# [To do]
Extract every line of the material that holds the string "three".

# [Task inputs]
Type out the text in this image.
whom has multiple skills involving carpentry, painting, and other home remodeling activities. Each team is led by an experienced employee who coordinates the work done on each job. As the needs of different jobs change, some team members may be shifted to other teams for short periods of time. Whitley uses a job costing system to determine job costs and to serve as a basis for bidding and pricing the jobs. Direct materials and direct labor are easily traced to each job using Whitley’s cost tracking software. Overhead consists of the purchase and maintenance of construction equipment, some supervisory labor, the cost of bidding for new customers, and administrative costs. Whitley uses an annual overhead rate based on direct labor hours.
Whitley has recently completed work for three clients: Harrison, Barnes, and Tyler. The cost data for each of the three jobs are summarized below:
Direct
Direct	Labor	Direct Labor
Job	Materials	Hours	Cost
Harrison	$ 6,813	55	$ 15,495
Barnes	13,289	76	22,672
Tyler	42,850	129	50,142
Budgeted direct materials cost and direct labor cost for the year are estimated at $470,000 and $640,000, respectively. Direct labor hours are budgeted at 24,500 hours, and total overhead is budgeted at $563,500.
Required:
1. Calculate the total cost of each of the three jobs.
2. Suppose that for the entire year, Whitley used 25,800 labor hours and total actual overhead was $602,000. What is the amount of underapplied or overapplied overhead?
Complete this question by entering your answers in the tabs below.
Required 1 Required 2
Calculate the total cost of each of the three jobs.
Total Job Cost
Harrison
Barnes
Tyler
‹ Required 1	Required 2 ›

# [Written reply]
Whitley has recently completed work for three clients: Harrison, Barnes, and Tyler. The cost data for each of the three jobs are summarized below:
1. Calculate the total cost of each of the three jobs.
Calculate the total cost of each of the three jobs.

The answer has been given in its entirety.